## Task goal:
Rewrite the records below with every "interactable" swapped for "clickable", keeping everything else the same. Omit the pictures.

## Dataset records:
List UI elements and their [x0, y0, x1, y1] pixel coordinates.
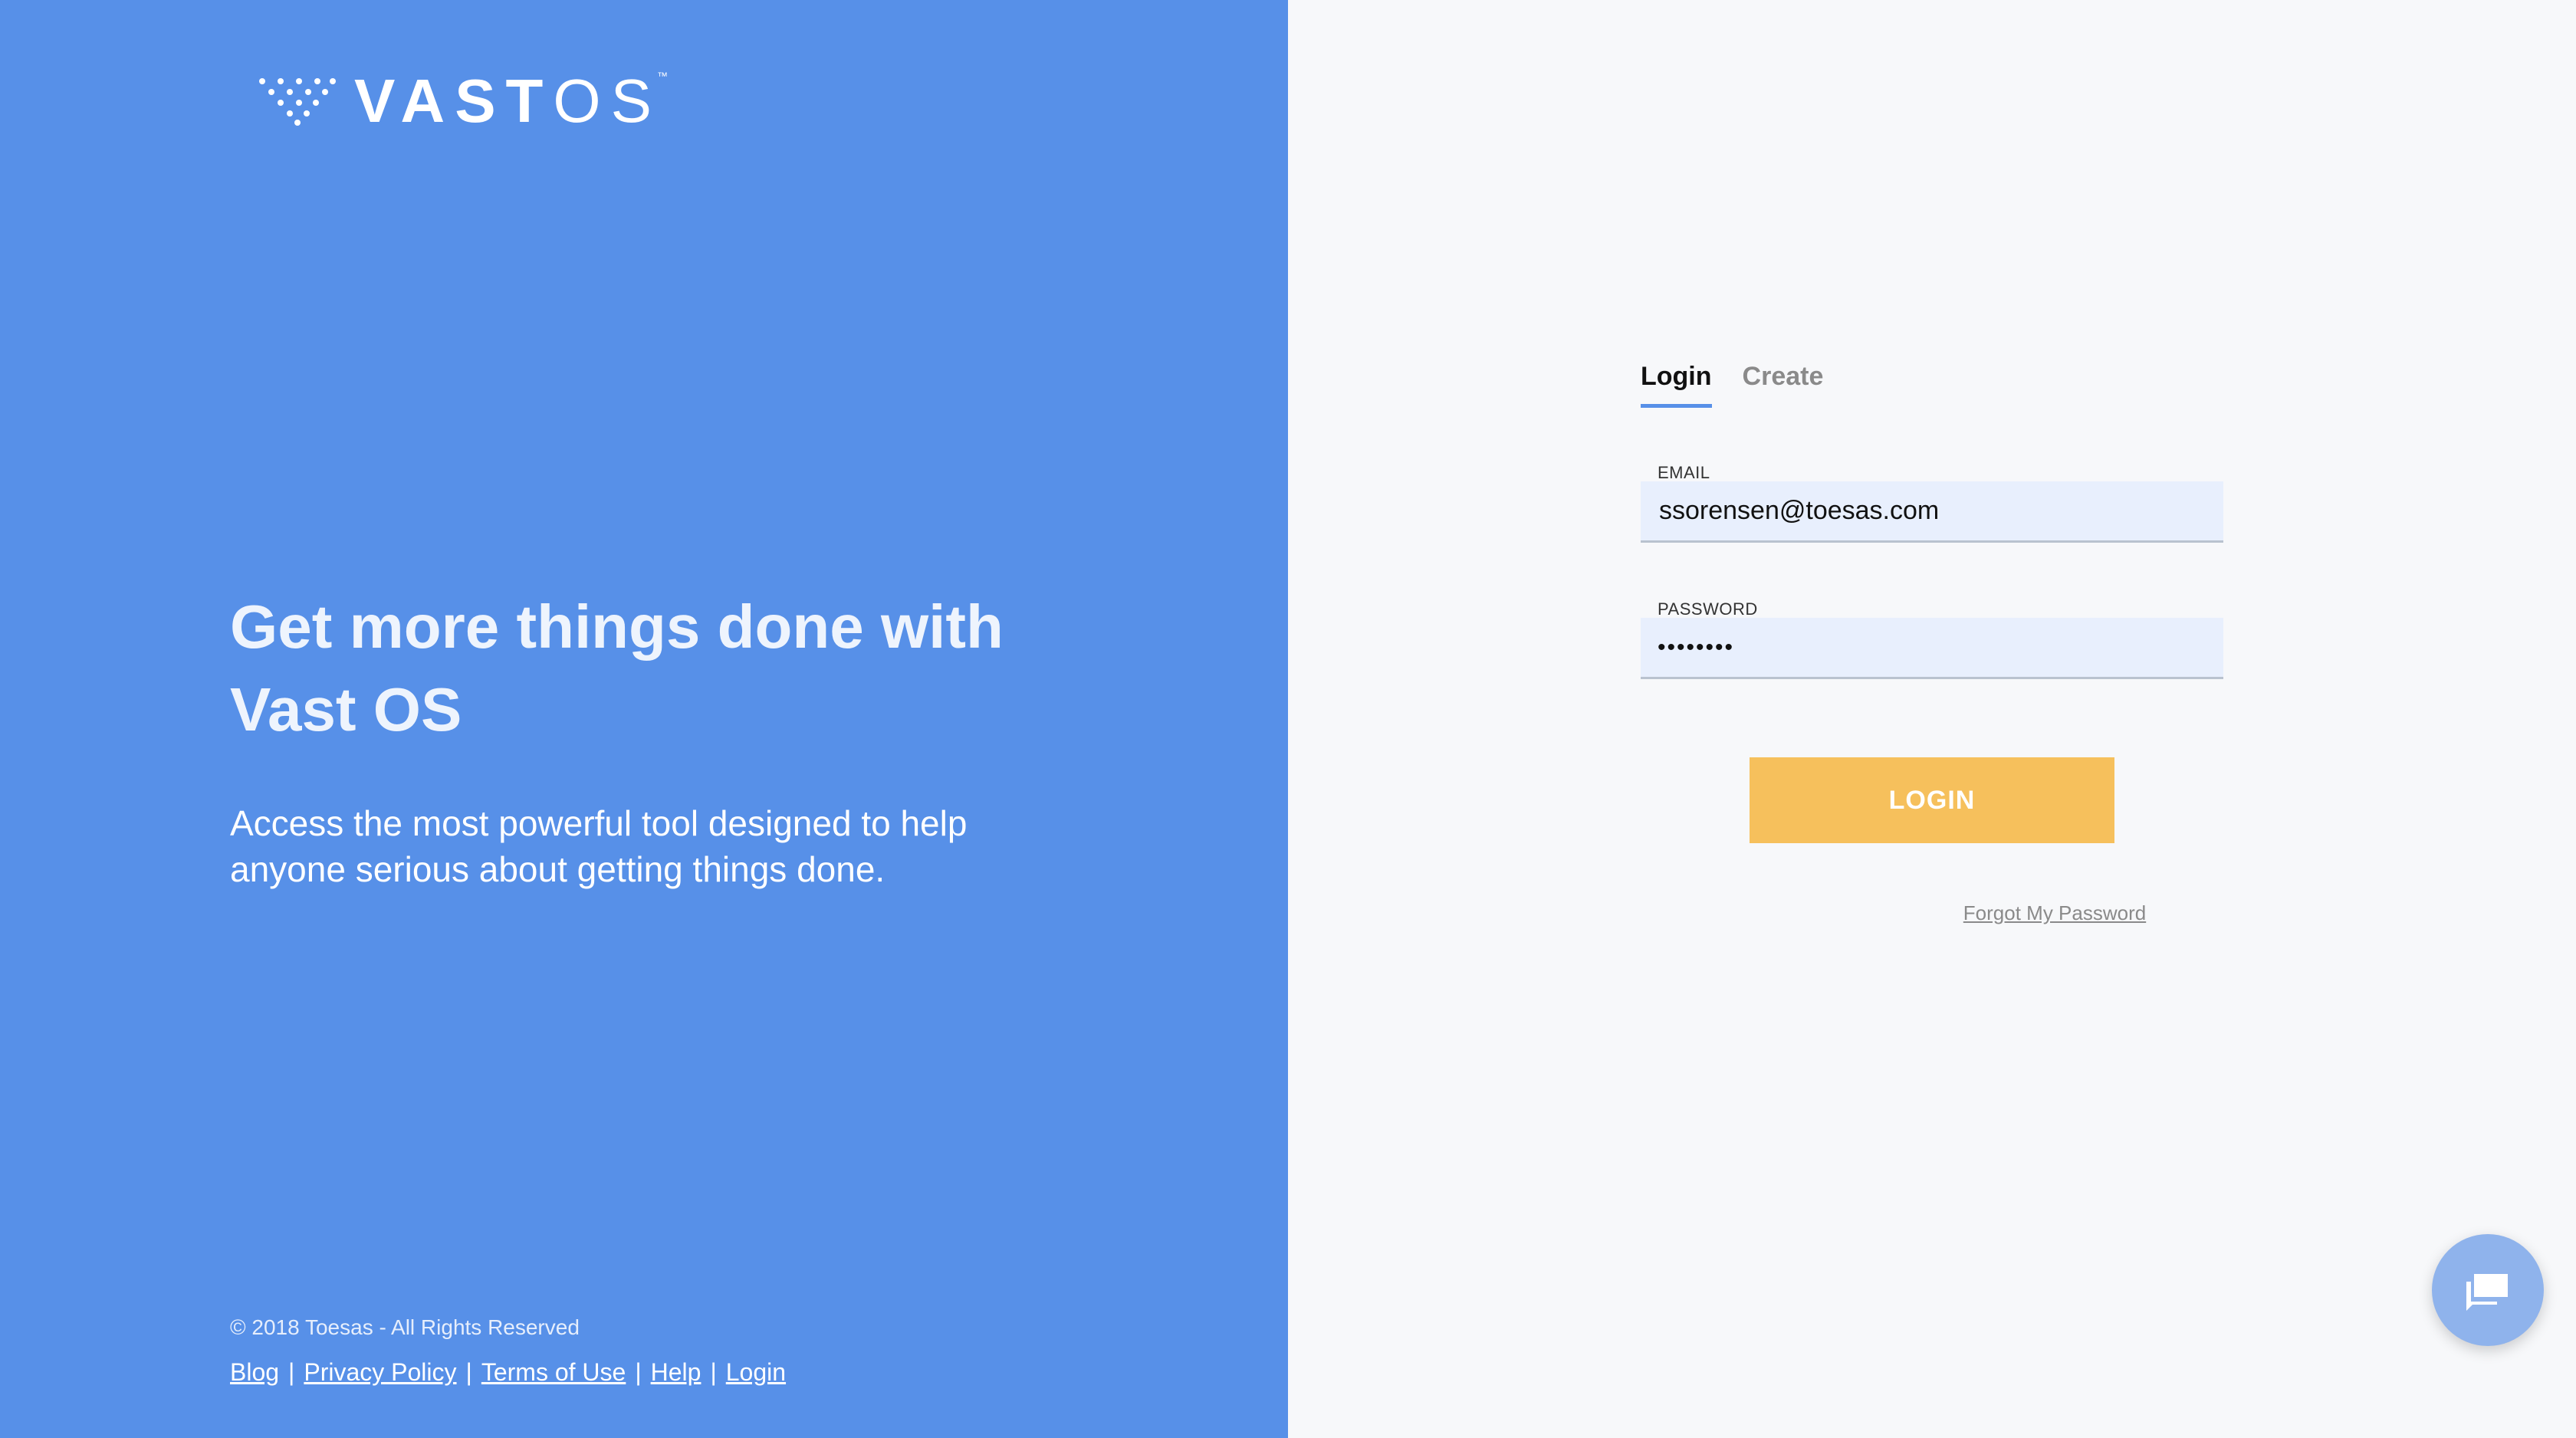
footer-separator: |: [635, 1358, 642, 1386]
footer-separator: |: [288, 1358, 295, 1386]
forgot-password-link[interactable]: Forgot My Password: [1963, 901, 2146, 924]
email-label: EMAIL: [1658, 463, 1710, 482]
tab-create[interactable]: Create: [1743, 362, 1824, 408]
dot-triangle-icon: [259, 78, 336, 126]
footer-link-blog[interactable]: Blog: [230, 1358, 279, 1386]
tab-login[interactable]: Login: [1641, 362, 1712, 408]
footer-link-help[interactable]: Help: [651, 1358, 702, 1386]
password-field[interactable]: ••••••••: [1641, 618, 2223, 679]
copyright-text: © 2018 Toesas - All Rights Reserved: [230, 1315, 580, 1339]
login-panel: Login Create EMAIL PASSWORD •••••••• LOG…: [1288, 0, 2576, 1438]
login-button[interactable]: LOGIN: [1750, 757, 2114, 843]
forgot-password-container: Forgot My Password: [1411, 901, 2576, 925]
auth-tabs: Login Create: [1641, 362, 1823, 408]
chat-bubble-icon: [2466, 1274, 2508, 1311]
footer-link-login[interactable]: Login: [726, 1358, 786, 1386]
footer-link-privacy-policy[interactable]: Privacy Policy: [304, 1358, 456, 1386]
trademark-symbol: ™: [657, 70, 678, 82]
footer-links: Blog | Privacy Policy | Terms of Use | Help | Lo…: [230, 1358, 786, 1387]
footer-link-terms-of-use[interactable]: Terms of Use: [481, 1358, 626, 1386]
hero-headline: Get more things done with Vast OS: [230, 593, 1004, 744]
email-field[interactable]: [1641, 481, 2223, 543]
brand-wordmark: VASTOS™: [354, 67, 678, 135]
email-input[interactable]: [1658, 495, 2223, 527]
password-label: PASSWORD: [1658, 599, 1758, 619]
footer-separator: |: [710, 1358, 717, 1386]
password-input[interactable]: ••••••••: [1658, 635, 1734, 661]
chat-button[interactable]: [2432, 1234, 2544, 1346]
brand-logo[interactable]: VASTOS™: [258, 71, 678, 132]
footer-separator: |: [465, 1358, 472, 1386]
hero-panel: VASTOS™ Get more things done with Vast O…: [0, 0, 1288, 1438]
hero-subline: Access the most powerful tool designed t…: [230, 803, 968, 889]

## Response:
List UI elements and their [x0, y0, x1, y1] pixel coordinates.
footer-separator: |: [635, 1358, 642, 1386]
footer-separator: |: [288, 1358, 295, 1386]
forgot-password-link[clickable]: Forgot My Password: [1963, 901, 2146, 924]
email-label: EMAIL: [1658, 463, 1710, 482]
tab-create[clickable]: Create: [1743, 362, 1824, 408]
dot-triangle-icon: [259, 78, 336, 126]
footer-link-blog[clickable]: Blog: [230, 1358, 279, 1386]
tab-login[clickable]: Login: [1641, 362, 1712, 408]
footer-link-help[clickable]: Help: [651, 1358, 702, 1386]
password-field[clickable]: ••••••••: [1641, 618, 2223, 679]
copyright-text: © 2018 Toesas - All Rights Reserved: [230, 1315, 580, 1339]
login-panel: Login Create EMAIL PASSWORD •••••••• LOG…: [1288, 0, 2576, 1438]
login-button[clickable]: LOGIN: [1750, 757, 2114, 843]
forgot-password-container: Forgot My Password: [1411, 901, 2576, 925]
auth-tabs: Login Create: [1641, 362, 1823, 408]
chat-bubble-icon: [2466, 1274, 2508, 1311]
footer-link-login[clickable]: Login: [726, 1358, 786, 1386]
footer-link-privacy-policy[clickable]: Privacy Policy: [304, 1358, 456, 1386]
trademark-symbol: ™: [657, 70, 678, 82]
footer-links: Blog | Privacy Policy | Terms of Use | Help | Lo…: [230, 1358, 786, 1387]
footer-link-terms-of-use[clickable]: Terms of Use: [481, 1358, 626, 1386]
hero-headline: Get more things done with Vast OS: [230, 593, 1004, 744]
email-field[clickable]: [1641, 481, 2223, 543]
brand-wordmark: VASTOS™: [354, 67, 678, 135]
email-input[clickable]: [1658, 495, 2223, 527]
password-label: PASSWORD: [1658, 599, 1758, 619]
footer-separator: |: [710, 1358, 717, 1386]
password-input[clickable]: ••••••••: [1658, 635, 1734, 661]
chat-button[clickable]: [2432, 1234, 2544, 1346]
brand-logo[clickable]: VASTOS™: [258, 71, 678, 132]
footer-separator: |: [465, 1358, 472, 1386]
hero-panel: VASTOS™ Get more things done with Vast O…: [0, 0, 1288, 1438]
hero-subline: Access the most powerful tool designed t…: [230, 803, 968, 889]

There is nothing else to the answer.